### Your instructions
Copy out all lines where "label" appears.

### Information shown
================================

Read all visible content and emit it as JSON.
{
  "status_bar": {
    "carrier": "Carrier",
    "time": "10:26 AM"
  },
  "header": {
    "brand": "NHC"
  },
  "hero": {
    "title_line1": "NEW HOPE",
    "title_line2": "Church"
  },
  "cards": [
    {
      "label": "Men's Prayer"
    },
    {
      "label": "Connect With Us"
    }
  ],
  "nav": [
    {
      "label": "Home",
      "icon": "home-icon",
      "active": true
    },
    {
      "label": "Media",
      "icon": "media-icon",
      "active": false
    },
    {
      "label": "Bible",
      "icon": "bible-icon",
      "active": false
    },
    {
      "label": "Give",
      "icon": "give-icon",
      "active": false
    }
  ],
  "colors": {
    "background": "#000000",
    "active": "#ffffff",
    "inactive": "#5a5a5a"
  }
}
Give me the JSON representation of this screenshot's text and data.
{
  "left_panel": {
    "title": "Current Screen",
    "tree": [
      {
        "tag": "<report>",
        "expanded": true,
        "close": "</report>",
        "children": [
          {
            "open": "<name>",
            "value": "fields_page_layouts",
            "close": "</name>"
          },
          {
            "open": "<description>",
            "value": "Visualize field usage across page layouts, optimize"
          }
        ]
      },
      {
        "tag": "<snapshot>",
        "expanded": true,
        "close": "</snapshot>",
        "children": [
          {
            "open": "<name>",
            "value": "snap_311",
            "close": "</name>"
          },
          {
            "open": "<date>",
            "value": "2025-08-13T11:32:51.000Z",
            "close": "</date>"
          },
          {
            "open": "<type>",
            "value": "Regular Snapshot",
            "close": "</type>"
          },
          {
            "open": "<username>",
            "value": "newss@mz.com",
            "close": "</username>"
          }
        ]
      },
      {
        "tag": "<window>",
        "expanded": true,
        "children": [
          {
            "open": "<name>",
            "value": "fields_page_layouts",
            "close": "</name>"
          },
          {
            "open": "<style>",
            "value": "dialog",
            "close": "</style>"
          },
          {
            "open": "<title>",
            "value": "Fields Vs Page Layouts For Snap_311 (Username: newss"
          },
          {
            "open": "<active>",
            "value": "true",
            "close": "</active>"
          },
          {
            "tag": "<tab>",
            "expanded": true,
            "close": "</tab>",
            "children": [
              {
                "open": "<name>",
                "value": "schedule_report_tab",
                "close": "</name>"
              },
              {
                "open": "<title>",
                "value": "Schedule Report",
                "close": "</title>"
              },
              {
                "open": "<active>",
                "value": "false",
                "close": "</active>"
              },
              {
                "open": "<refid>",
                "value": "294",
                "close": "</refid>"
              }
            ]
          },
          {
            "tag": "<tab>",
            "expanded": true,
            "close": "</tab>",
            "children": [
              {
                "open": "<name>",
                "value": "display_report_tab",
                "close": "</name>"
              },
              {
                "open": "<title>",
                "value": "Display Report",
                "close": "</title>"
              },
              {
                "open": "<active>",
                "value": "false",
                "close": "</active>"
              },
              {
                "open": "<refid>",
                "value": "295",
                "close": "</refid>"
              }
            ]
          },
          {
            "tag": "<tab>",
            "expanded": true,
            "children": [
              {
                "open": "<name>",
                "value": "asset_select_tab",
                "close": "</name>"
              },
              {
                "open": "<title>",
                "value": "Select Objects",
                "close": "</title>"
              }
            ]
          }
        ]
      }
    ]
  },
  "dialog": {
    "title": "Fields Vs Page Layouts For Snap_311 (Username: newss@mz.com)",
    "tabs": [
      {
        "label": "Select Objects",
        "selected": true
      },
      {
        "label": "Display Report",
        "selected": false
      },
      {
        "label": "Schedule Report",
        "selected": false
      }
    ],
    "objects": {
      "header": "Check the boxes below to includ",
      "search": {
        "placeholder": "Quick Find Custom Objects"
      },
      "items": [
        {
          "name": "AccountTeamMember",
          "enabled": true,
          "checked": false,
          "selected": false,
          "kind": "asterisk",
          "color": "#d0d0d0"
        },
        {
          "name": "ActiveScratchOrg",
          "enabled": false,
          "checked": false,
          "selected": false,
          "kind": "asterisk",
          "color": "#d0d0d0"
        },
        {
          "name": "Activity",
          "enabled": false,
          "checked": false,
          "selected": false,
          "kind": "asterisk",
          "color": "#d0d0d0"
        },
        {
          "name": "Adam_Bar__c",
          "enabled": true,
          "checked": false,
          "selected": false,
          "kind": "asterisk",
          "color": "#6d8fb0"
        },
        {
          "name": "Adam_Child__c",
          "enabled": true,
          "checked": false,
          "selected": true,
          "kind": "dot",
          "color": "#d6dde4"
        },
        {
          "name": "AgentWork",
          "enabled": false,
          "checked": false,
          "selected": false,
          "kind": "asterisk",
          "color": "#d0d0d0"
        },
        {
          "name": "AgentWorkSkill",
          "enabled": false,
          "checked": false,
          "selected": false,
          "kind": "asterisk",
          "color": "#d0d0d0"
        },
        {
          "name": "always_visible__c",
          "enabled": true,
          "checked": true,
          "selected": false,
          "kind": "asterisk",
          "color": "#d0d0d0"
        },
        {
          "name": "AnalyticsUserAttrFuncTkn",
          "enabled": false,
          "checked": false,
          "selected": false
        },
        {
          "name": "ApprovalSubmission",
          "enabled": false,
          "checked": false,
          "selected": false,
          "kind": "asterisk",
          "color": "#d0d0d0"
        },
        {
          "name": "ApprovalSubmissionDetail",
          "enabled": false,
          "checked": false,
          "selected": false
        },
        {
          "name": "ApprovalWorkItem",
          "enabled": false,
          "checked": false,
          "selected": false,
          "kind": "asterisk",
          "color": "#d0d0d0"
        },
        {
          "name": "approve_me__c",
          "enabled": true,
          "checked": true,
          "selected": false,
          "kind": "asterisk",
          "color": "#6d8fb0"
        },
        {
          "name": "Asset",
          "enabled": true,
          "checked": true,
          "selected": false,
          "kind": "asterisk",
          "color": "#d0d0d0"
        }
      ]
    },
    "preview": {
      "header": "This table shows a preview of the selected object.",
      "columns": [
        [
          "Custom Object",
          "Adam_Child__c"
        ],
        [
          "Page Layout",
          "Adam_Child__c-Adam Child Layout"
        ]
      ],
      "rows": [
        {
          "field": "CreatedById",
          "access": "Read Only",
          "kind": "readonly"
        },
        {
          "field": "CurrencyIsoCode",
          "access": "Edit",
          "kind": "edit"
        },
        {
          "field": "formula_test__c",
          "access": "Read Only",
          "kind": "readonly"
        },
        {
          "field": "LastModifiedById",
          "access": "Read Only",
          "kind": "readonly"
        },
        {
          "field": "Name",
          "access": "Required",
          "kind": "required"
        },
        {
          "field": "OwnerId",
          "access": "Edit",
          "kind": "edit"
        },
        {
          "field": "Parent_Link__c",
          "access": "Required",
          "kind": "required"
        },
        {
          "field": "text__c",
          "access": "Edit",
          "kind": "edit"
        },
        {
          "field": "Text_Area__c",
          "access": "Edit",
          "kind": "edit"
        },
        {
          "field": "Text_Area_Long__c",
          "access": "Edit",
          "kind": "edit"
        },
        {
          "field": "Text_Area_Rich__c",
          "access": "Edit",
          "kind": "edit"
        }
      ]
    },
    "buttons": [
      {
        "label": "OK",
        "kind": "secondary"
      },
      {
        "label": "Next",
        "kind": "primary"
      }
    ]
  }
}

================================

### Exercise solution
      "label": "Men's Prayer"
      "label": "Connect With Us"
      "label": "Home",
      "label": "Media",
      "label": "Bible",
      "label": "Give",
        "label": "Select Objects",
        "label": "Display Report",
        "label": "Schedule Report",
        "label": "OK",
        "label": "Next",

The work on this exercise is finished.